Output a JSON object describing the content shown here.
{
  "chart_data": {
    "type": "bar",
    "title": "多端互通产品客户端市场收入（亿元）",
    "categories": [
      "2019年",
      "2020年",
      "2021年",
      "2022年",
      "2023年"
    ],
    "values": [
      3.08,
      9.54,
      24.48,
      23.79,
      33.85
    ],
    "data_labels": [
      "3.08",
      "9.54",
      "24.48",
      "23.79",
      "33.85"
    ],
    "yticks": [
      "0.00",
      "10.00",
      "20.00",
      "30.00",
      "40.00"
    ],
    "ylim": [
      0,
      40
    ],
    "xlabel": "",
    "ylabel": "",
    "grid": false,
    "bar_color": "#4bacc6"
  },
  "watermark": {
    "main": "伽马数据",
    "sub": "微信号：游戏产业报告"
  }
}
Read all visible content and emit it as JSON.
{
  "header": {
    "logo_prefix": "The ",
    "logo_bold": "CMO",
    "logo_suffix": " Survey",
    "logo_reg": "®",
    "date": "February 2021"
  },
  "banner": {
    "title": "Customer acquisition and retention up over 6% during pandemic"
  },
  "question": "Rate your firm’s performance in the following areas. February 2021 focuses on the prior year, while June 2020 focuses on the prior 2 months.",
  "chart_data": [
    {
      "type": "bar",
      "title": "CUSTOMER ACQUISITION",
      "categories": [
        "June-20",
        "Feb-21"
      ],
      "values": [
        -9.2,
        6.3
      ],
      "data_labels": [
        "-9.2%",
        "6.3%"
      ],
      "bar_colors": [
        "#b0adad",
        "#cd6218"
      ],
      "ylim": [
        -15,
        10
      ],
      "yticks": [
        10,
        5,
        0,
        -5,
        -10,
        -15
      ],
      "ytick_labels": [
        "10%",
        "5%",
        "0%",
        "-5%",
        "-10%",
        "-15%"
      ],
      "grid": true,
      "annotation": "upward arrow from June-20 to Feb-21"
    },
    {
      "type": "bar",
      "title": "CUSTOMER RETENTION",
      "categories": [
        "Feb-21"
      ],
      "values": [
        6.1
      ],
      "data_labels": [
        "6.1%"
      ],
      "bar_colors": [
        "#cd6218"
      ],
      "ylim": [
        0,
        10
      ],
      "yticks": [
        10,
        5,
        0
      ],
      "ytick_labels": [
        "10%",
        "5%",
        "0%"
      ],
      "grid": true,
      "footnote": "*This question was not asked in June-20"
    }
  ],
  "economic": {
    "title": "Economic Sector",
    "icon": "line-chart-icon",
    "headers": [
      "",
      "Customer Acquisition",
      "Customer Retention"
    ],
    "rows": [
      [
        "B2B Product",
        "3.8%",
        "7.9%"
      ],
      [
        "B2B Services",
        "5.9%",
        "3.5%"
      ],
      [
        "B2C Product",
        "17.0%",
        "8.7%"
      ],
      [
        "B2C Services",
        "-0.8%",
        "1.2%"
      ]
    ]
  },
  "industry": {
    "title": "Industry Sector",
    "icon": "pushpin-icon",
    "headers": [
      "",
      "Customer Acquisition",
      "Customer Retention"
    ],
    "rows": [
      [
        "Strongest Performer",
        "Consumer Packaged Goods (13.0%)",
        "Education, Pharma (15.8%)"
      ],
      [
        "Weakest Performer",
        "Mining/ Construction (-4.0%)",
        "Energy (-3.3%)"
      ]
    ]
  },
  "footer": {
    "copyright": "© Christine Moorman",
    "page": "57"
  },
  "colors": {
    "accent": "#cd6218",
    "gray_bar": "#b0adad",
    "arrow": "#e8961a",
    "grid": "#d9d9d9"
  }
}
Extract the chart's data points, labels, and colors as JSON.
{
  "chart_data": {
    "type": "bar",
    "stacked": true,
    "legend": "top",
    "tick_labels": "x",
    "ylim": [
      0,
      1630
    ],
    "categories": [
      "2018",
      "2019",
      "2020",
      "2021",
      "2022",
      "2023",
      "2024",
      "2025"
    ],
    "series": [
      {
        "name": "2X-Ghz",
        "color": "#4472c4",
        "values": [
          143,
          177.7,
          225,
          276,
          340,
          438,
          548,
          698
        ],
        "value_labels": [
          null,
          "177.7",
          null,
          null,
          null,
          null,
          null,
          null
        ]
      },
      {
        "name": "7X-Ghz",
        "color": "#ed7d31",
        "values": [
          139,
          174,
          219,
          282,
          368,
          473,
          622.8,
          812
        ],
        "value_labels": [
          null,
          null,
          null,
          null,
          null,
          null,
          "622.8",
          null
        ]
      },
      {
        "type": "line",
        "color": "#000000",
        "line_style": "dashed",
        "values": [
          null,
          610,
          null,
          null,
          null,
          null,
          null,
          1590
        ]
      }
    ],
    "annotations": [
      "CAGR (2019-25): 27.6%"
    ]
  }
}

OBJECTIVE:
All lines above containing the string "grid" are to be collected.

CORRECT RESPONSE:
    "grid": false,
      "grid": true,
      "grid": true,
    "grid": "#d9d9d9"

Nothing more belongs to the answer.